* **Direction**
Select the lines that contain "maar" and copy each of them.

### The records

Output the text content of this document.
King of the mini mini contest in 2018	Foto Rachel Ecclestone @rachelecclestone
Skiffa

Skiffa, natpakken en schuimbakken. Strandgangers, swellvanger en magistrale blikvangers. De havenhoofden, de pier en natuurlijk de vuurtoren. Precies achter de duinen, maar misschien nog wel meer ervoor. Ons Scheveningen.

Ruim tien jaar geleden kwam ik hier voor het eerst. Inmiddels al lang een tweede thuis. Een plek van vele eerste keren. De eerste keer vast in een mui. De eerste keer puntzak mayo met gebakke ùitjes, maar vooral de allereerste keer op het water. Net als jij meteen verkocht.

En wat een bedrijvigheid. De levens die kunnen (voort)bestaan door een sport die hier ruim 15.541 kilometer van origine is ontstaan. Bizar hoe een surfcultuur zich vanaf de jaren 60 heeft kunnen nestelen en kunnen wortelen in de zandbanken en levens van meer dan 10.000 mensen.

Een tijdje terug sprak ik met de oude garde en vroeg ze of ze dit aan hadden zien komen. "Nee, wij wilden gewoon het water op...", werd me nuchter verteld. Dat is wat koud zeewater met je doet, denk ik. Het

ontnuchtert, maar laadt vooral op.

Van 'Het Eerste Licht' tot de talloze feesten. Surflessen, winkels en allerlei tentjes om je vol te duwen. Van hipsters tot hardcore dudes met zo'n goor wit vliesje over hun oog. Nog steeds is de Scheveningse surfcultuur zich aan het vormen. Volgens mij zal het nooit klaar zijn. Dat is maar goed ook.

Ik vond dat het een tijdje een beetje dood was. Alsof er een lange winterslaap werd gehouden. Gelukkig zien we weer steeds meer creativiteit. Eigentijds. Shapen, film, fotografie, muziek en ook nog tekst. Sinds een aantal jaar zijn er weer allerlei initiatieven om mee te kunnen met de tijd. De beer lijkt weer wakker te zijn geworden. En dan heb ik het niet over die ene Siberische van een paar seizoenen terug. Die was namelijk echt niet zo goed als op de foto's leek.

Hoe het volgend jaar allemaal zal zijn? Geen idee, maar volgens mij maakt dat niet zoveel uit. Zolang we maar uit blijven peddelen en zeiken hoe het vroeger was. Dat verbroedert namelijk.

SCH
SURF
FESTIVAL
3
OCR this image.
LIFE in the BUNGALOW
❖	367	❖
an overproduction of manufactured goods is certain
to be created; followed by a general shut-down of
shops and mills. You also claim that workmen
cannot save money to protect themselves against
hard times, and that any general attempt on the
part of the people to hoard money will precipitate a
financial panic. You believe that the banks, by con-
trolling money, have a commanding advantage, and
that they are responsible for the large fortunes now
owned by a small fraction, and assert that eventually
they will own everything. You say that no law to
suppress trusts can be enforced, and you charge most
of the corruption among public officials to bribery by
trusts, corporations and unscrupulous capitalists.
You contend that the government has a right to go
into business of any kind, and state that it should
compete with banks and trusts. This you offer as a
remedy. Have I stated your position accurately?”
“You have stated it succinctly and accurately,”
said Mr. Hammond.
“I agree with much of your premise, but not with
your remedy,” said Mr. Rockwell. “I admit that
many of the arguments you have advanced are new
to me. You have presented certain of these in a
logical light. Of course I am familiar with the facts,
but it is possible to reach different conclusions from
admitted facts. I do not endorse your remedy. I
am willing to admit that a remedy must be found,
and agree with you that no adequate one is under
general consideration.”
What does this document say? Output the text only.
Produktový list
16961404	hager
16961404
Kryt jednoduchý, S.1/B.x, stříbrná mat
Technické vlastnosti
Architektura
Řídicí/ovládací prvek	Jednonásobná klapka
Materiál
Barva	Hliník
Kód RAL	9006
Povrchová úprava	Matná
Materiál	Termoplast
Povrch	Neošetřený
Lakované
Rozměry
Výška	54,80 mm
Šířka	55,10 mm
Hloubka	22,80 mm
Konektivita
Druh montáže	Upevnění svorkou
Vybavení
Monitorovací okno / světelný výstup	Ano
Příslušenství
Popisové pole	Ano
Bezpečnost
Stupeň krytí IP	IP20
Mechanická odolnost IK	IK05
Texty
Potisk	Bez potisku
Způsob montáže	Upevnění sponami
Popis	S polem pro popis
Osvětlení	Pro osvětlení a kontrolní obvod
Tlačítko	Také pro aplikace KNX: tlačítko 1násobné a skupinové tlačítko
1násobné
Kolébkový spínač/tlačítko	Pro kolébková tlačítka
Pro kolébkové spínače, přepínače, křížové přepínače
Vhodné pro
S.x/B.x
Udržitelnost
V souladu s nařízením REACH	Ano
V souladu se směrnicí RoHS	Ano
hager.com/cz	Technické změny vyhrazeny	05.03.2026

######

* **Solution**
Skiffa, natpakken en schuimbakken. Strandgangers, swellvanger en magistrale blikvangers. De havenhoofden, de pier en natuurlijk de vuurtoren. Precies achter de duinen, maar misschien nog wel meer ervoor. Ons Scheveningen.
Ruim tien jaar geleden kwam ik hier voor het eerst. Inmiddels al lang een tweede thuis. Een plek van vele eerste keren. De eerste keer vast in een mui. De eerste keer puntzak mayo met gebakke ùitjes, maar vooral de allereerste keer op het water. Net als jij meteen verkocht.
ontnuchtert, maar laadt vooral op.
Van 'Het Eerste Licht' tot de talloze feesten. Surflessen, winkels en allerlei tentjes om je vol te duwen. Van hipsters tot hardcore dudes met zo'n goor wit vliesje over hun oog. Nog steeds is de Scheveningse surfcultuur zich aan het vormen. Volgens mij zal het nooit klaar zijn. Dat is maar goed ook.
Hoe het volgend jaar allemaal zal zijn? Geen idee, maar volgens mij maakt dat niet zoveel uit. Zolang we maar uit blijven peddelen en zeiken hoe het vroeger was. Dat verbroedert namelijk.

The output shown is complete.